◆ Tasks to complete:
A – From the DataMed passage, extract the words from "Biomedical research has" up to and including "more easily reproducible.".
B – In the DataMed passage, which recommendation to the Director of the NIH is reported from the Data and Informatics Working Group?
C – Proceed with the DataMed passage, beginning after its final sentence.

◆ Study text:
========
Finding useful data across multiple biomedical data repositores, using DataMed

Biomedical research has always been a data-intensive endeavor, leading (more than a decade ago) to the entire field of Bioinformatics. However, the amount of informa­tion was much more manageable just a decade ago. Today’s researchers not only have to stay abreast of the latest publications in their fields, but they also increasingly need to use existing data to help generate or test hypotheses in silico, com­pare their data against reference or benchmark data, and contribute their own data to various ‘commons’ to help health sciences move faster and be more easily reproducible.

Data, software and systems (for example, analytical pipelines) are essential components of the ecosystem of contemporary biomedical and behavioral research. There are numerous databases focused, for example, on different communities, types of data or types of research. Whereas these databases may be indexed and searchable, the indices usually do not intercon­nect –– making it difficult to search for data across different research communities. Enabling more broadly focused searches for biomedical data was a key recommendation to the Director of the NIH, according to the report of the Data and Informatics Working Group [see attached article]. The work described herein was funded to provide the NIH with practical experience in fulfilling that recommendation.
========
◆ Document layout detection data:

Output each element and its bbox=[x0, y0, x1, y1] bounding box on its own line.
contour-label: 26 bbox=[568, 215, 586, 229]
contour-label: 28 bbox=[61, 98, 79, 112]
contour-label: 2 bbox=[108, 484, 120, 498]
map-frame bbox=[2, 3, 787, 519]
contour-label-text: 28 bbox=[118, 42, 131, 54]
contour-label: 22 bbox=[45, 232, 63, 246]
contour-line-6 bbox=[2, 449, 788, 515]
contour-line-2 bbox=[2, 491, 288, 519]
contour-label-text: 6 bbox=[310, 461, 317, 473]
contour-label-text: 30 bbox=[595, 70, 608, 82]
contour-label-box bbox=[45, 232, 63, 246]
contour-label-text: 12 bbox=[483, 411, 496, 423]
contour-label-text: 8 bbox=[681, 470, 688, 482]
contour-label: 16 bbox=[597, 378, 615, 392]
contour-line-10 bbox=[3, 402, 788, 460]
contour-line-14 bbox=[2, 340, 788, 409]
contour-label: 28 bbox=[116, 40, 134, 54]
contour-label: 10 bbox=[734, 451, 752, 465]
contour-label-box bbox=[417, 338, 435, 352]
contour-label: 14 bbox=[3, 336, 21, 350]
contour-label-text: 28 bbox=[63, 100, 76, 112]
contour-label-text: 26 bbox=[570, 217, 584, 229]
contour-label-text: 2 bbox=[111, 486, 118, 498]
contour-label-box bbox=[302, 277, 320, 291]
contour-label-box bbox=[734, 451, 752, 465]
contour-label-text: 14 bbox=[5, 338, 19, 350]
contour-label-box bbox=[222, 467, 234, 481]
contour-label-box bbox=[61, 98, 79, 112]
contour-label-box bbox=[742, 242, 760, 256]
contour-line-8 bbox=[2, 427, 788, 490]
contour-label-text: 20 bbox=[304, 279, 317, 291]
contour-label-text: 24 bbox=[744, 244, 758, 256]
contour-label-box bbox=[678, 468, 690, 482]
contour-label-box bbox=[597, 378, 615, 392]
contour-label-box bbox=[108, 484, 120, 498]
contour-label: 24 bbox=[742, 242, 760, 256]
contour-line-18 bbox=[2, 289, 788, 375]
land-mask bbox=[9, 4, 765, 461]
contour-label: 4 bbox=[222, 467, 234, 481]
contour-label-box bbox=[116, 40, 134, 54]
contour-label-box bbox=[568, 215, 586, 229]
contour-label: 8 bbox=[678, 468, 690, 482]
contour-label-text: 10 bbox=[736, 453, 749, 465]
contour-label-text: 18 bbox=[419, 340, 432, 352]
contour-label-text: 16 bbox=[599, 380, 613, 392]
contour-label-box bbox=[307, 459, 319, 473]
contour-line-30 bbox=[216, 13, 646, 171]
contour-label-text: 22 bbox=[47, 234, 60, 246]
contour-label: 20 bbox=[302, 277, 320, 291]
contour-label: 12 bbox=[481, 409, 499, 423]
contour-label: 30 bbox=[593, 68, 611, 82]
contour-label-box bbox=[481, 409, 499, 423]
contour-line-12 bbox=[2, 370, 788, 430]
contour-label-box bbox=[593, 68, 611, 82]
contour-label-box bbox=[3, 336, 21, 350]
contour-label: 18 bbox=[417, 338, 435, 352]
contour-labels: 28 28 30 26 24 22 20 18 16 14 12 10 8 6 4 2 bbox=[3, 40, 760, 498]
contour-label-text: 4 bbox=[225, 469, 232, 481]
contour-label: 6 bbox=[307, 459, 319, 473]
========
◆ Responses to the exercise:
A –
Biomedical research has always been a data-intensive endeavor, leading (more than a decade ago) to the entire field of Bioinformatics. However, the amount of informa­tion was much more manageable just a decade ago. Today’s researchers not only have to stay abreast of the latest publications in their fields, but they also increasingly need to use existing data to help generate or test hypotheses in silico, com­pare their data against reference or benchmark data, and contribute their own data to various ‘commons’ to help health sciences move faster and be more easily reproducible.

B – Enabling more broadly focused searches for biomedical data.

C –
As part of the US National Institutes of Health (NIH) Big Data to Knowledge initiative, authors worked with an international community of researchers, service providers, and knowledge experts –– to develop and test a data index and search engine (which they are calling “DataMed”) that are based on metadata extracted from various data sets in a range of repositories. DataMed is designed to be, for data, what PubMed has been for the scientific literature. DataMed supports the findability and accessibility of data sets. These characteristics — along with inter-operability and reusability — compose the four FAIR principles (FINDABLE, ACCESSIBLE, INTER-OPERABLE AND RE-USABLE) to facilitate knowledge discovery in today’s big data–intensive science landscape.